● PROVIDED INFORMATION
┌──

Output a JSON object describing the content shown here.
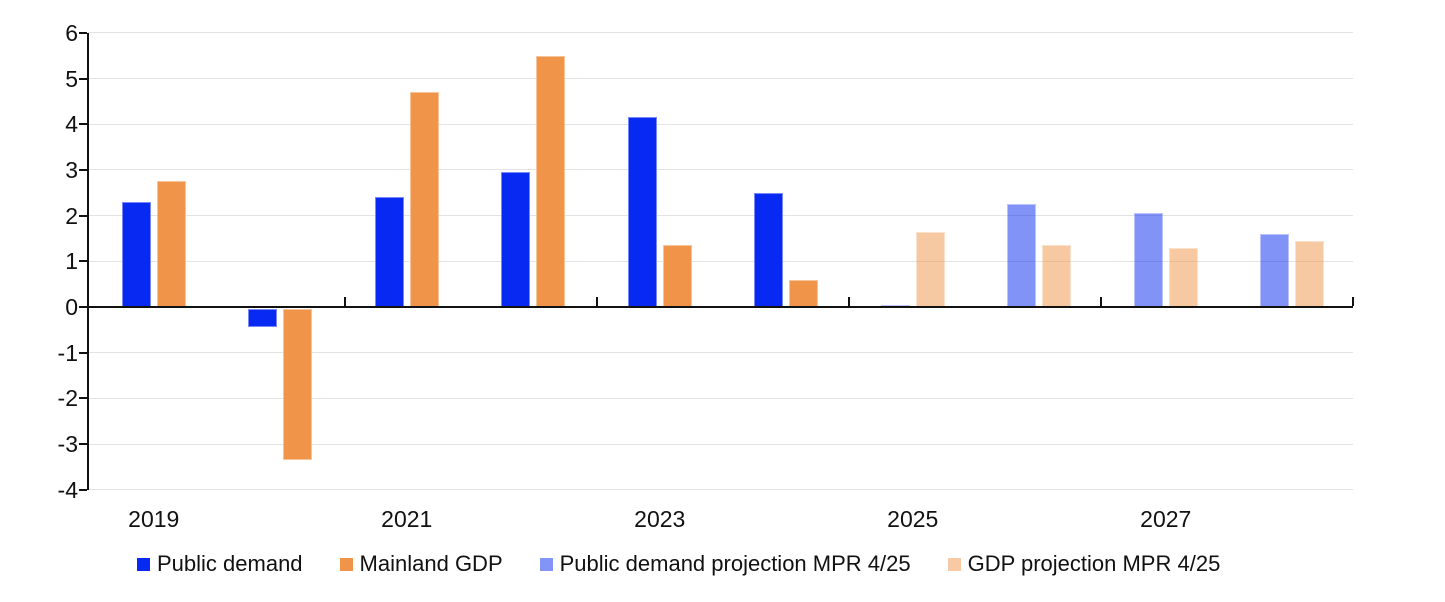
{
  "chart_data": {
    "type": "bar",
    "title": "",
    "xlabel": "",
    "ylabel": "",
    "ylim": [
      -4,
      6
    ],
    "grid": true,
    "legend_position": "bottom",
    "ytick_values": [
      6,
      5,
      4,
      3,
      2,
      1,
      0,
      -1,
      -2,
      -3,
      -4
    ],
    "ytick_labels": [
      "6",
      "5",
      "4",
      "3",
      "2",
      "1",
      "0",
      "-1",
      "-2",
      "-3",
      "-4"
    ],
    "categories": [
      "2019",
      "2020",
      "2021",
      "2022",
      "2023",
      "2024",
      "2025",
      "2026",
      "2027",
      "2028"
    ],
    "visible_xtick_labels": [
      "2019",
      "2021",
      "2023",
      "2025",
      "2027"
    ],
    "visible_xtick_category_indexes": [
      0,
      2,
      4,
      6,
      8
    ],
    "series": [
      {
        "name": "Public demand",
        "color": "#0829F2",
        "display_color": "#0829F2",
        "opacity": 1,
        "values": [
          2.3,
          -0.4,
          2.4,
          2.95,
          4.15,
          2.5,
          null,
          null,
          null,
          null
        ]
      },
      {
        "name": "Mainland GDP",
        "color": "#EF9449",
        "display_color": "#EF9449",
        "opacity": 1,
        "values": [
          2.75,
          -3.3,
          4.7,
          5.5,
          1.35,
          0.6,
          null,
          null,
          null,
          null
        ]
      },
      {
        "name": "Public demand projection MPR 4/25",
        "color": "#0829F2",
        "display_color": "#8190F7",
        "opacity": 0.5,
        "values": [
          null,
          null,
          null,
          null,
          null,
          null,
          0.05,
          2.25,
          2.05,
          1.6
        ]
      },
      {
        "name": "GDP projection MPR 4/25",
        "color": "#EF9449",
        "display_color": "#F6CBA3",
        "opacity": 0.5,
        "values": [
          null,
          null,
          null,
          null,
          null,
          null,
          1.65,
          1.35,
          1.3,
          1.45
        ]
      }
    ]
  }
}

└──
┌──

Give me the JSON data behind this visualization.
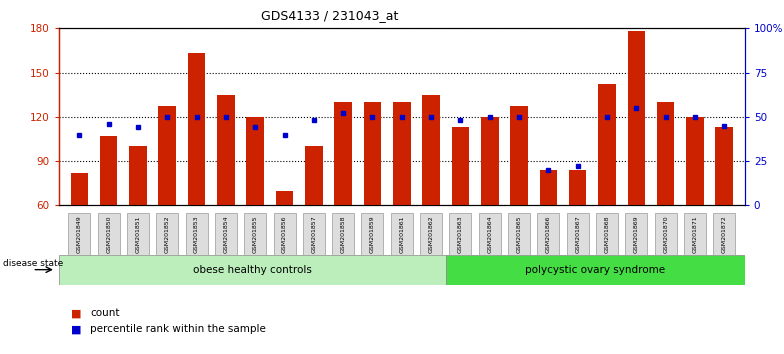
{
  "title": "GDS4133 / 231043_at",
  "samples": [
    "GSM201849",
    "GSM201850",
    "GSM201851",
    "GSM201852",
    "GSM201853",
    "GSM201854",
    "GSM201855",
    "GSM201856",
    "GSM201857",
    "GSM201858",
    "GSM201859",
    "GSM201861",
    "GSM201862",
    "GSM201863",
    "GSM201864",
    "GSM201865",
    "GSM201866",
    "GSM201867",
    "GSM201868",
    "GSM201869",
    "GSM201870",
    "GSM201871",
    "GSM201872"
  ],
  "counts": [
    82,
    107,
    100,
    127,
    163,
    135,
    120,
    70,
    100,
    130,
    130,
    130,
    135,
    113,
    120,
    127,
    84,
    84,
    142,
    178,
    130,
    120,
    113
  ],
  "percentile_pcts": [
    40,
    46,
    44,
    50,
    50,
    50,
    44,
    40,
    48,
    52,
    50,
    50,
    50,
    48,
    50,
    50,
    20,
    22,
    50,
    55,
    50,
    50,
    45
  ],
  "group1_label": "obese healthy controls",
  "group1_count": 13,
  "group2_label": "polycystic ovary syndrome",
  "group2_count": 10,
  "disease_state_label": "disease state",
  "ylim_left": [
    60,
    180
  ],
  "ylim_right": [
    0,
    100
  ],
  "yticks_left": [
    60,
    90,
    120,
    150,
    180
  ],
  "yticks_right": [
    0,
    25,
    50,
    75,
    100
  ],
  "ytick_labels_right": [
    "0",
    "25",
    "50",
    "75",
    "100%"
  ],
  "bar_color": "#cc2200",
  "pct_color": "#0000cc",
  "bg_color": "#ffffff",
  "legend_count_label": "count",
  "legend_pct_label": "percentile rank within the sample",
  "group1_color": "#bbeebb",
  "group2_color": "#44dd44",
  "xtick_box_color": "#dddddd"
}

└──
┌──

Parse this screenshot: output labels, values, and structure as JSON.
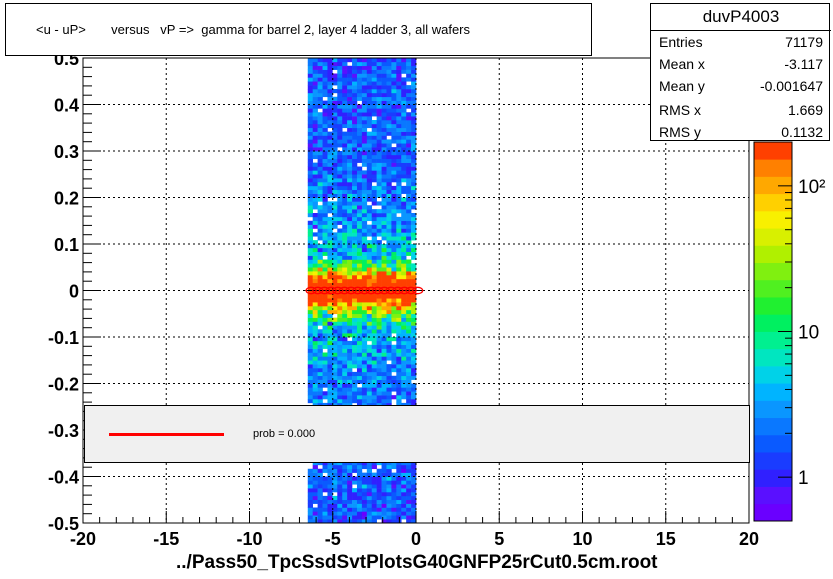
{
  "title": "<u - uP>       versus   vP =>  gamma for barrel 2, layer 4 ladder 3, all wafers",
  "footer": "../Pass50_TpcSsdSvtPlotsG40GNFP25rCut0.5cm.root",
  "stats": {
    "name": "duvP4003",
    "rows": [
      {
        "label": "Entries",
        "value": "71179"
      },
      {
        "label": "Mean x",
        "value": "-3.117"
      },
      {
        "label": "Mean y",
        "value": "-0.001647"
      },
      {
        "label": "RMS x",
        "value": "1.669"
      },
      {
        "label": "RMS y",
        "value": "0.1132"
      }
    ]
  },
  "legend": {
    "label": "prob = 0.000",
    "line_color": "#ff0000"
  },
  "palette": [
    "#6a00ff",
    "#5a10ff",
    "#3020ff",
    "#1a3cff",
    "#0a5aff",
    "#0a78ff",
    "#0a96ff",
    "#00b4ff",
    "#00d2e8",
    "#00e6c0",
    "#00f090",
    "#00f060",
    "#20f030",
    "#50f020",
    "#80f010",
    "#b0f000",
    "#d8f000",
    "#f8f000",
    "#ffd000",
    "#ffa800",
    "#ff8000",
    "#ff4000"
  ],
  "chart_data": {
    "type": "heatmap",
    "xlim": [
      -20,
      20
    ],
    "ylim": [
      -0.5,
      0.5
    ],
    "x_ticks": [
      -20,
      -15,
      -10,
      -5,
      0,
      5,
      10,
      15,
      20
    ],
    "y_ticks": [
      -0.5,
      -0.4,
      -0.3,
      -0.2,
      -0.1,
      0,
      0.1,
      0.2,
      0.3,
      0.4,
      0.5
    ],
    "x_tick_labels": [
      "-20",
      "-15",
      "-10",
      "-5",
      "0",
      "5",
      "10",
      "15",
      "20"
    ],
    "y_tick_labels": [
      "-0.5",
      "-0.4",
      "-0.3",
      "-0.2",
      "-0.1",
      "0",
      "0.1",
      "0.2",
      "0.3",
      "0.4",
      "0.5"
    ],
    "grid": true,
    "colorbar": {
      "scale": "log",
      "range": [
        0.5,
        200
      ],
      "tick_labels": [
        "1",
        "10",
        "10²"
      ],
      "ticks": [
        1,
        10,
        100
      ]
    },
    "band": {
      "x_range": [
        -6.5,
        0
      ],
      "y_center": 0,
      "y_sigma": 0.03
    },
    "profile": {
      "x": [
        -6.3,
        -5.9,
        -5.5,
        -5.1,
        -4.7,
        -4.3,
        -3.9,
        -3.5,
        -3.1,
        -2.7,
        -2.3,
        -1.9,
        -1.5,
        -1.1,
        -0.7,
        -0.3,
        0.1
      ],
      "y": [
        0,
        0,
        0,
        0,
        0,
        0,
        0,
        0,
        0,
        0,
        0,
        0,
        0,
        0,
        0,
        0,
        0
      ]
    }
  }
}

└──

● WRITTEN INSTRUCTION
Extract, from the material above, each line holding the word "title".

● WRITTEN RESPONSE
    "title": "",
  "title": "GDS4133 / 231043_at",
  "title": "<u - uP>       versus   vP =>  gamma for barrel 2, layer 4 ladder 3, all wafers",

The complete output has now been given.